━━━ Supplied information ━━━
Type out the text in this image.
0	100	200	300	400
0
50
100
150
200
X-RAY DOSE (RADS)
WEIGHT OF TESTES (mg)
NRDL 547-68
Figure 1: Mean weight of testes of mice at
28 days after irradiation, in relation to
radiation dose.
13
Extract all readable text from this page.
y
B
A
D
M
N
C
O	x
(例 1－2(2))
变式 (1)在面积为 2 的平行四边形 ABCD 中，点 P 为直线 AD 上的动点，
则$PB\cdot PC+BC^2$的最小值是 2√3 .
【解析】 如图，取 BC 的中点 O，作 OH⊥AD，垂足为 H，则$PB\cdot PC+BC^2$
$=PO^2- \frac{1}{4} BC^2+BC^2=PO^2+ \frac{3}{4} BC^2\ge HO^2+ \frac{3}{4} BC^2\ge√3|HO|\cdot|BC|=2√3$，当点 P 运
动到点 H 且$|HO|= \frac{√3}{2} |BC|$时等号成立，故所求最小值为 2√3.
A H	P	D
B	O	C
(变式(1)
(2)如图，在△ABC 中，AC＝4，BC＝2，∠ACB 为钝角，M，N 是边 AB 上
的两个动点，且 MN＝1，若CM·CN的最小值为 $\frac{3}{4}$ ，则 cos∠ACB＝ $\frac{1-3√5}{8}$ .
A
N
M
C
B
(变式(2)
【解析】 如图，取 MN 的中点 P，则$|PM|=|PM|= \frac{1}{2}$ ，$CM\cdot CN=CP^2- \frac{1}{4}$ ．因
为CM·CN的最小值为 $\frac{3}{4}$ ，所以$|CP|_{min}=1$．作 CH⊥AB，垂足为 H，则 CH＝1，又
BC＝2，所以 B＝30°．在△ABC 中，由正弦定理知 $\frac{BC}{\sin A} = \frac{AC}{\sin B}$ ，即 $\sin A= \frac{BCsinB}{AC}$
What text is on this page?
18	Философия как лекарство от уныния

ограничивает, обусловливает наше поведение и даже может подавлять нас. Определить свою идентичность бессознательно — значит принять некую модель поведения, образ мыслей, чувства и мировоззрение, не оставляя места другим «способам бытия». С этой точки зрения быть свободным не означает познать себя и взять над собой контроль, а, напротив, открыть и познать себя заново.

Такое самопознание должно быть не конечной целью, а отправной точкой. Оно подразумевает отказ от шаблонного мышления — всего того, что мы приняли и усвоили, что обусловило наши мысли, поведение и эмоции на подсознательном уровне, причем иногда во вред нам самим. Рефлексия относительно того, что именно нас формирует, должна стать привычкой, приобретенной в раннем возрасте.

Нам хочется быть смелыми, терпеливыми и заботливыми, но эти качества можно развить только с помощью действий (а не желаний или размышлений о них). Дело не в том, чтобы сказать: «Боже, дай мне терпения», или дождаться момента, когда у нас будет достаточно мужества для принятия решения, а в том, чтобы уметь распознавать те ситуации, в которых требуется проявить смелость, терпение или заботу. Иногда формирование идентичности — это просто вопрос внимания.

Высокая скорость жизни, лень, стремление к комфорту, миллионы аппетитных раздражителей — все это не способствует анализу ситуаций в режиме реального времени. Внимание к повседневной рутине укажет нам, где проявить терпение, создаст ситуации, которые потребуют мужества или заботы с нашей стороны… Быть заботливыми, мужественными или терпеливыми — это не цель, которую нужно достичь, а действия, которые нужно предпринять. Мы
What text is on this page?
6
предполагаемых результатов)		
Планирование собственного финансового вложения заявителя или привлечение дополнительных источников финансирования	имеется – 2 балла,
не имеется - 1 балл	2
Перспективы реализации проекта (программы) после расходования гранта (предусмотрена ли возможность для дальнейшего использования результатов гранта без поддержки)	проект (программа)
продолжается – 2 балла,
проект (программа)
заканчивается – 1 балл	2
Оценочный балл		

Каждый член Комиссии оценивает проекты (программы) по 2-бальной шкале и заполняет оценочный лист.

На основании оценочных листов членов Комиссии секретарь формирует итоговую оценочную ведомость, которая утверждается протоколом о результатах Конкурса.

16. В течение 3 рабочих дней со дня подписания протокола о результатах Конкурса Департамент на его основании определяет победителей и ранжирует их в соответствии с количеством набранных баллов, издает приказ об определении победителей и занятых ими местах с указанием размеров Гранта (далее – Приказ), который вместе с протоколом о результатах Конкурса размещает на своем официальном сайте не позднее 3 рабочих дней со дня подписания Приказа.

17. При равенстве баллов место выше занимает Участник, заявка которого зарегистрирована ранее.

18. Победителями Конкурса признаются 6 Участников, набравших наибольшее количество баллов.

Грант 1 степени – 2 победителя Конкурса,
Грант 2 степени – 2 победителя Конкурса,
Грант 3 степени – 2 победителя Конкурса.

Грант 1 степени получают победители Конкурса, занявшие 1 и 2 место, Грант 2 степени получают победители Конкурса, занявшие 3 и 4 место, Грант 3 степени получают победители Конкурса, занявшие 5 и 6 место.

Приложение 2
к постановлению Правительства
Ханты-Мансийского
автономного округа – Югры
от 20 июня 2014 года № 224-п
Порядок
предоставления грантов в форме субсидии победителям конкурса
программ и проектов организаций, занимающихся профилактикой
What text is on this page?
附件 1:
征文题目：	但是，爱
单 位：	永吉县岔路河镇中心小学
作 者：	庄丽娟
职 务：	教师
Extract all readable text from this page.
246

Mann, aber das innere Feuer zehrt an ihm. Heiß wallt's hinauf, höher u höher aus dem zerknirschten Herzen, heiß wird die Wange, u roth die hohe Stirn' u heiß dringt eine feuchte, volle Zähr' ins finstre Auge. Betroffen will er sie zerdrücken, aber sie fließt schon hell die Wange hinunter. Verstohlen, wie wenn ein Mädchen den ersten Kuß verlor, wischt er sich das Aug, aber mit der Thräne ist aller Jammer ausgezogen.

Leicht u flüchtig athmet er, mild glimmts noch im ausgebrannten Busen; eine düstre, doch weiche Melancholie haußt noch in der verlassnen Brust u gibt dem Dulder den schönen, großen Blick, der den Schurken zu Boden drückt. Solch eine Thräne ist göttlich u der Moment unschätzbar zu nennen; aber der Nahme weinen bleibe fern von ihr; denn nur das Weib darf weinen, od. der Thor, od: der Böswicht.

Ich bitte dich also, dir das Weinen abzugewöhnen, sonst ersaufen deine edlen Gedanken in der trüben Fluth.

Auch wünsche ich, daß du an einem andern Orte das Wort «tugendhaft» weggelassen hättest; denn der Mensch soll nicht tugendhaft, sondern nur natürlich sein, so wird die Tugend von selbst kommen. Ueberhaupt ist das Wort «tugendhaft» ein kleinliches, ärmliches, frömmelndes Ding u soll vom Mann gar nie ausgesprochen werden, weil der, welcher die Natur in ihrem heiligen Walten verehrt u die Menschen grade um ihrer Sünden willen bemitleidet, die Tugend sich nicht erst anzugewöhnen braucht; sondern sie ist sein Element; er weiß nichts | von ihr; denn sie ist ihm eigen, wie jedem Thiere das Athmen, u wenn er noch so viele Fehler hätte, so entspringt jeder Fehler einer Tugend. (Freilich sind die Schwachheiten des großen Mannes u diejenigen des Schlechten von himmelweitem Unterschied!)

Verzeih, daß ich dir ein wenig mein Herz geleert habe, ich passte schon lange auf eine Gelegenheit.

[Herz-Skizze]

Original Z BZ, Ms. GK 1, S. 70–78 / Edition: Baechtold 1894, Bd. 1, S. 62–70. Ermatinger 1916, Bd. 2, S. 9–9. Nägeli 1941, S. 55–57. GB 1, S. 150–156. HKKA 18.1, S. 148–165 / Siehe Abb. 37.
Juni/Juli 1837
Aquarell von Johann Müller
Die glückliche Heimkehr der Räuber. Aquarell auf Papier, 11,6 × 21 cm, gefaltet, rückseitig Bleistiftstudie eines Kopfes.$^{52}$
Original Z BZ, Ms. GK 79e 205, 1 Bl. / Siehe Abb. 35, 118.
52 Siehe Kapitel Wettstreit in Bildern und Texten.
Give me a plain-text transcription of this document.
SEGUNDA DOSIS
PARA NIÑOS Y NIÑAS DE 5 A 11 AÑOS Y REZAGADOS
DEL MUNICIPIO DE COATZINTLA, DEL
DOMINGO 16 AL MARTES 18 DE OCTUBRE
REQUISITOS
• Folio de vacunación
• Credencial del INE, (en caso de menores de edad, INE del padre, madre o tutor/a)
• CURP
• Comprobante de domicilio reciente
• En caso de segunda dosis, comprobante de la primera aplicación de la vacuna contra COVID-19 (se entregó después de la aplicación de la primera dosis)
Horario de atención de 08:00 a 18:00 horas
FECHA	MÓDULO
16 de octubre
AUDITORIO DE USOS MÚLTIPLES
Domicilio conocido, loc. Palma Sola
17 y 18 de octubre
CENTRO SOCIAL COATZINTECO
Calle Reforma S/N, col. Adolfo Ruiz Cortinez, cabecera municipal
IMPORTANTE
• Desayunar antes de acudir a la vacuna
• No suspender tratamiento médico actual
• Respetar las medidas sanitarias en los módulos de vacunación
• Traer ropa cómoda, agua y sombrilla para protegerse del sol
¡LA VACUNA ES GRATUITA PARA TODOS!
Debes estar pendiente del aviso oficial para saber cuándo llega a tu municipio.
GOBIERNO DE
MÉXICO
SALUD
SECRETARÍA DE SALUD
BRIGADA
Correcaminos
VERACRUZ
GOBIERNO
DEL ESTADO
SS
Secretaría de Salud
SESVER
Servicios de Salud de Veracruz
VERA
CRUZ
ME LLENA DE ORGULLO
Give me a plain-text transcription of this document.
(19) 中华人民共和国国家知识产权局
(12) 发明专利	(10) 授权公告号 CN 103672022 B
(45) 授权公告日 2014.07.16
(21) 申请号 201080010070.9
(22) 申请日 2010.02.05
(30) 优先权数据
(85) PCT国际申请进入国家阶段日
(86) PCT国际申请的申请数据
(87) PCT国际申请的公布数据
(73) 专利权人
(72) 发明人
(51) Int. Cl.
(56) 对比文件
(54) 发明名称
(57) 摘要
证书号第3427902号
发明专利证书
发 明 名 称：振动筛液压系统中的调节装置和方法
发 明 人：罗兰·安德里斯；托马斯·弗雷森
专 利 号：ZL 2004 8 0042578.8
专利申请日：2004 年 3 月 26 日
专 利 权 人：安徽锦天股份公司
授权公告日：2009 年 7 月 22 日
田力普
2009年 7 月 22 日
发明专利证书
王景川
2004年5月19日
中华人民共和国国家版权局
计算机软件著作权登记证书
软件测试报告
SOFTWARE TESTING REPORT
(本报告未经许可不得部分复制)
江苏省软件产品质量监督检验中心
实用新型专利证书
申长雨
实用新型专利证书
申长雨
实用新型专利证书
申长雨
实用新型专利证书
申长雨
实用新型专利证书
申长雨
━━━
> Written exercise
Only the number is needed here: how many lines of the records contain "großen"?

> Answer in full
2